• _STATED TASK_
Please quote every line word for word.

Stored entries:
=======

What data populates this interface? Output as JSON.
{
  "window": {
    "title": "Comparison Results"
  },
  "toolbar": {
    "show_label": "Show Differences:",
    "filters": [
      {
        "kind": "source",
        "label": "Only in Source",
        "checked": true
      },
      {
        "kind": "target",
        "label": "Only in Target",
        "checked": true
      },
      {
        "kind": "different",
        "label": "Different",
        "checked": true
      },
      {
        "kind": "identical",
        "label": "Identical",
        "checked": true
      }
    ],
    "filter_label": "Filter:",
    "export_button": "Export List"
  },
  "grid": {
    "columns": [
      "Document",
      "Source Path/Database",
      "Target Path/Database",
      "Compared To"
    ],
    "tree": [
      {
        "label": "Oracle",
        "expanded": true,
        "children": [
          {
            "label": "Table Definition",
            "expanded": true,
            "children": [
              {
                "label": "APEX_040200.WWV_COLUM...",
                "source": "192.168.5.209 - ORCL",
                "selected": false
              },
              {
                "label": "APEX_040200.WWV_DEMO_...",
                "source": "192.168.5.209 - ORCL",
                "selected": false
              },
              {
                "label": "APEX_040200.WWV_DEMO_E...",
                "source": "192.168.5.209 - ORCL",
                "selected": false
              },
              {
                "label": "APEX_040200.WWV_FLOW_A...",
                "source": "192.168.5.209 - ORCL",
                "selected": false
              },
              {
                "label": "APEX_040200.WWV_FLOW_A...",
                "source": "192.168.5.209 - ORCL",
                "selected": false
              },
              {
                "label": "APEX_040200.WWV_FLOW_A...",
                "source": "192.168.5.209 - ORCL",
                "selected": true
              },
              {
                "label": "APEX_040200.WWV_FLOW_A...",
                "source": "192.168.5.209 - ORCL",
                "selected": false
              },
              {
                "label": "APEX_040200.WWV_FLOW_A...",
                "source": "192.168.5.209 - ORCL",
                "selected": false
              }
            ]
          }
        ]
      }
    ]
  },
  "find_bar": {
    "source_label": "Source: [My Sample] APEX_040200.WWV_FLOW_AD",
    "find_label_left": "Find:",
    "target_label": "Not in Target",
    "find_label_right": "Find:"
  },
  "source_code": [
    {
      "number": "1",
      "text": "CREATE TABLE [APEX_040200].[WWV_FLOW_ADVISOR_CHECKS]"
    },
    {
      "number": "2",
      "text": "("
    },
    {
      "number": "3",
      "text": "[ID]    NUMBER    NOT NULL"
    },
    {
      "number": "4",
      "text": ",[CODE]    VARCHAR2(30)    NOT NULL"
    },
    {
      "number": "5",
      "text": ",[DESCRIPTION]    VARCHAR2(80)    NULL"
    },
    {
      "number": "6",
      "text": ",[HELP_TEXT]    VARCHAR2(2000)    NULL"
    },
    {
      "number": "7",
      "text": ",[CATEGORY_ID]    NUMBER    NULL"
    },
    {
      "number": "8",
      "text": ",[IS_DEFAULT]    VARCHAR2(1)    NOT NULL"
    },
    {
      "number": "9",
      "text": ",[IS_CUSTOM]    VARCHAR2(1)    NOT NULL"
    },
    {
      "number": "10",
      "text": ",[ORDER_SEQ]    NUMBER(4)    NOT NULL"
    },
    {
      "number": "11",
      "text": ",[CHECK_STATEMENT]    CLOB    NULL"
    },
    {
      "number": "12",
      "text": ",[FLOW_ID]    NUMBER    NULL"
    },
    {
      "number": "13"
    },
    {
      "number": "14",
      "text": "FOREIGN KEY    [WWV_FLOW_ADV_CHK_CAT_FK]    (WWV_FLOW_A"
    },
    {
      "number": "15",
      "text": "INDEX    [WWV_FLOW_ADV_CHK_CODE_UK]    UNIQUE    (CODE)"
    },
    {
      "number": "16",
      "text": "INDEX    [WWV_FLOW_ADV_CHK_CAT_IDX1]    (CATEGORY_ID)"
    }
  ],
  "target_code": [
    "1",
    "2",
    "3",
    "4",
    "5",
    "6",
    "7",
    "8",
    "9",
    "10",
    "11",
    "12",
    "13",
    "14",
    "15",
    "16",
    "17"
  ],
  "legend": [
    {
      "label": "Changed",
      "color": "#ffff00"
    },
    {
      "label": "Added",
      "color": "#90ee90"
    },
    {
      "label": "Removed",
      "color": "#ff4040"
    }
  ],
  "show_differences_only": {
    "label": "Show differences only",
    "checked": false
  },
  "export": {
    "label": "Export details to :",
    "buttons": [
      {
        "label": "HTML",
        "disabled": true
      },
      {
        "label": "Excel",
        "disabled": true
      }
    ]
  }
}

=======

• _EXERCISE ANSWER_
What data populates this interface? Output as JSON.
{
  "window": {
    "title": "Comparison Results"
  },
  "toolbar": {
    "show_label": "Show Differences:",
    "filters": [
      {
        "kind": "source",
        "label": "Only in Source",
        "checked": true
      },
      {
        "kind": "target",
        "label": "Only in Target",
        "checked": true
      },
      {
        "kind": "different",
        "label": "Different",
        "checked": true
      },
      {
        "kind": "identical",
        "label": "Identical",
        "checked": true
      }
    ],
    "filter_label": "Filter:",
    "export_button": "Export List"
  },
  "grid": {
    "columns": [
      "Document",
      "Source Path/Database",
      "Target Path/Database",
      "Compared To"
    ],
    "tree": [
      {
        "label": "Oracle",
        "expanded": true,
        "children": [
          {
            "label": "Table Definition",
            "expanded": true,
            "children": [
              {
                "label": "APEX_040200.WWV_COLUM...",
                "source": "192.168.5.209 - ORCL",
                "selected": false
              },
              {
                "label": "APEX_040200.WWV_DEMO_...",
                "source": "192.168.5.209 - ORCL",
                "selected": false
              },
              {
                "label": "APEX_040200.WWV_DEMO_E...",
                "source": "192.168.5.209 - ORCL",
                "selected": false
              },
              {
                "label": "APEX_040200.WWV_FLOW_A...",
                "source": "192.168.5.209 - ORCL",
                "selected": false
              },
              {
                "label": "APEX_040200.WWV_FLOW_A...",
                "source": "192.168.5.209 - ORCL",
                "selected": false
              },
              {
                "label": "APEX_040200.WWV_FLOW_A...",
                "source": "192.168.5.209 - ORCL",
                "selected": true
              },
              {
                "label": "APEX_040200.WWV_FLOW_A...",
                "source": "192.168.5.209 - ORCL",
                "selected": false
              },
              {
                "label": "APEX_040200.WWV_FLOW_A...",
                "source": "192.168.5.209 - ORCL",
                "selected": false
              }
            ]
          }
        ]
      }
    ]
  },
  "find_bar": {
    "source_label": "Source: [My Sample] APEX_040200.WWV_FLOW_AD",
    "find_label_left": "Find:",
    "target_label": "Not in Target",
    "find_label_right": "Find:"
  },
  "source_code": [
    {
      "number": "1",
      "text": "CREATE TABLE [APEX_040200].[WWV_FLOW_ADVISOR_CHECKS]"
    },
    {
      "number": "2",
      "text": "("
    },
    {
      "number": "3",
      "text": "[ID]    NUMBER    NOT NULL"
    },
    {
      "number": "4",
      "text": ",[CODE]    VARCHAR2(30)    NOT NULL"
    },
    {
      "number": "5",
      "text": ",[DESCRIPTION]    VARCHAR2(80)    NULL"
    },
    {
      "number": "6",
      "text": ",[HELP_TEXT]    VARCHAR2(2000)    NULL"
    },
    {
      "number": "7",
      "text": ",[CATEGORY_ID]    NUMBER    NULL"
    },
    {
      "number": "8",
      "text": ",[IS_DEFAULT]    VARCHAR2(1)    NOT NULL"
    },
    {
      "number": "9",
      "text": ",[IS_CUSTOM]    VARCHAR2(1)    NOT NULL"
    },
    {
      "number": "10",
      "text": ",[ORDER_SEQ]    NUMBER(4)    NOT NULL"
    },
    {
      "number": "11",
      "text": ",[CHECK_STATEMENT]    CLOB    NULL"
    },
    {
      "number": "12",
      "text": ",[FLOW_ID]    NUMBER    NULL"
    },
    {
      "number": "13"
    },
    {
      "number": "14",
      "text": "FOREIGN KEY    [WWV_FLOW_ADV_CHK_CAT_FK]    (WWV_FLOW_A"
    },
    {
      "number": "15",
      "text": "INDEX    [WWV_FLOW_ADV_CHK_CODE_UK]    UNIQUE    (CODE)"
    },
    {
      "number": "16",
      "text": "INDEX    [WWV_FLOW_ADV_CHK_CAT_IDX1]    (CATEGORY_ID)"
    }
  ],
  "target_code": [
    "1",
    "2",
    "3",
    "4",
    "5",
    "6",
    "7",
    "8",
    "9",
    "10",
    "11",
    "12",
    "13",
    "14",
    "15",
    "16",
    "17"
  ],
  "legend": [
    {
      "label": "Changed",
      "color": "#ffff00"
    },
    {
      "label": "Added",
      "color": "#90ee90"
    },
    {
      "label": "Removed",
      "color": "#ff4040"
    }
  ],
  "show_differences_only": {
    "label": "Show differences only",
    "checked": false
  },
  "export": {
    "label": "Export details to :",
    "buttons": [
      {
        "label": "HTML",
        "disabled": true
      },
      {
        "label": "Excel",
        "disabled": true
      }
    ]
  }
}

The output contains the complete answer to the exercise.